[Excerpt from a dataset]
________________________
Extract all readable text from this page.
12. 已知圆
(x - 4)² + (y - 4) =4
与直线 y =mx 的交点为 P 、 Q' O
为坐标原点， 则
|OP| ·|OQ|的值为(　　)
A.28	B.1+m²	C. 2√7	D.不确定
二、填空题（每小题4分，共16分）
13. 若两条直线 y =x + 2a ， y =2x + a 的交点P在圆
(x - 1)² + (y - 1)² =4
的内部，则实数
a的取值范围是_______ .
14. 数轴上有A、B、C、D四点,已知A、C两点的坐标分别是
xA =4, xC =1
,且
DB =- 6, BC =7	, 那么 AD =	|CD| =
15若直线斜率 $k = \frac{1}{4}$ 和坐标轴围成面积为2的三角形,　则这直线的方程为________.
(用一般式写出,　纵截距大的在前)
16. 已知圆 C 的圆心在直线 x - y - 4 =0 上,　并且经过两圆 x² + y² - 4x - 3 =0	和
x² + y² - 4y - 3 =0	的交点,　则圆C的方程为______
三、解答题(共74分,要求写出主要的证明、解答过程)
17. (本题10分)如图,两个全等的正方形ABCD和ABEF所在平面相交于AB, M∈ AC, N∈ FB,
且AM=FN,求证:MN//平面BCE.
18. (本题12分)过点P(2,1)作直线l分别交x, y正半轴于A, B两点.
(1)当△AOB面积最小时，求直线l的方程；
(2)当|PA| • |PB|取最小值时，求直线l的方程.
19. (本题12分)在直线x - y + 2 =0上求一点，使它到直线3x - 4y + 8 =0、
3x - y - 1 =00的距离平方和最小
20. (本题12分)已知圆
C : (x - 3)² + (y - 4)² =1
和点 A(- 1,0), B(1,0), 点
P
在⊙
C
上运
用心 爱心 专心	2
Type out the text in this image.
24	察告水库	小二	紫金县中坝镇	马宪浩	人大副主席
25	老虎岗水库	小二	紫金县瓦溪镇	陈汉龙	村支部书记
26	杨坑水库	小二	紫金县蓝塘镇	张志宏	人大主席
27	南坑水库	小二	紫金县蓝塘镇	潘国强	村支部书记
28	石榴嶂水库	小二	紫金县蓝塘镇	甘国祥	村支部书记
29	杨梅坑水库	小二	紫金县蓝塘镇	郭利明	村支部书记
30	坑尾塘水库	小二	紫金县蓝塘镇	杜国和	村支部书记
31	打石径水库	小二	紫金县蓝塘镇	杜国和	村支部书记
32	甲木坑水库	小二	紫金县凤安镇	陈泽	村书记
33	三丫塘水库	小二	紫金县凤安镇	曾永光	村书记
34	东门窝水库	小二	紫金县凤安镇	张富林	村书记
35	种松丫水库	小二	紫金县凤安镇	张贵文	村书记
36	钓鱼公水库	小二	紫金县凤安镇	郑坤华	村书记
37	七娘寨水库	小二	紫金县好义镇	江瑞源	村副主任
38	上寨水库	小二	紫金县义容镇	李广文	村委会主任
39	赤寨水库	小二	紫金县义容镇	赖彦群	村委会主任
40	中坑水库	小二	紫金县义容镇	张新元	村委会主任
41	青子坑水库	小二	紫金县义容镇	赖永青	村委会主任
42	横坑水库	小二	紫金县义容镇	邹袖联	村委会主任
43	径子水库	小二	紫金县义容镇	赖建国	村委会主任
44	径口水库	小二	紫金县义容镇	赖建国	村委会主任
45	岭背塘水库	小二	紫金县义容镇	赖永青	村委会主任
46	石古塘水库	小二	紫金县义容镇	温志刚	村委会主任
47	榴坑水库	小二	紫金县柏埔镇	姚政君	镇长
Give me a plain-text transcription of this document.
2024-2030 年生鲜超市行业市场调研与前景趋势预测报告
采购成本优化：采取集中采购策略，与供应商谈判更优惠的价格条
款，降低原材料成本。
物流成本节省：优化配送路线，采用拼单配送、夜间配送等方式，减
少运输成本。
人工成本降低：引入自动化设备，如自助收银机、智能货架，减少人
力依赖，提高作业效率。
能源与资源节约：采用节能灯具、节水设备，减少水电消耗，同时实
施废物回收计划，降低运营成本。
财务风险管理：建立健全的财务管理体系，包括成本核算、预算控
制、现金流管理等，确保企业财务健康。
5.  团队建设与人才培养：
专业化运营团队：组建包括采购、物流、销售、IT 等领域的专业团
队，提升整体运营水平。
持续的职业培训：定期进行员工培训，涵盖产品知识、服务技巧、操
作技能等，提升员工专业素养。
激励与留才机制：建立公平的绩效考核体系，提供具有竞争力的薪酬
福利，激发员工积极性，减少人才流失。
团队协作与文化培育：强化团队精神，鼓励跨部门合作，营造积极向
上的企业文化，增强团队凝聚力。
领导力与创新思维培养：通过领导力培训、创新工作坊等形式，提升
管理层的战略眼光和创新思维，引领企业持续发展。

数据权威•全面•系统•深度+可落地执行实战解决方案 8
________________________
WHAT IS BEING ASKED: How many lines of the listing above include the word "求直线l的方程"? Reply with the number alone.

ANSWER TO THIS PROBLEM: 2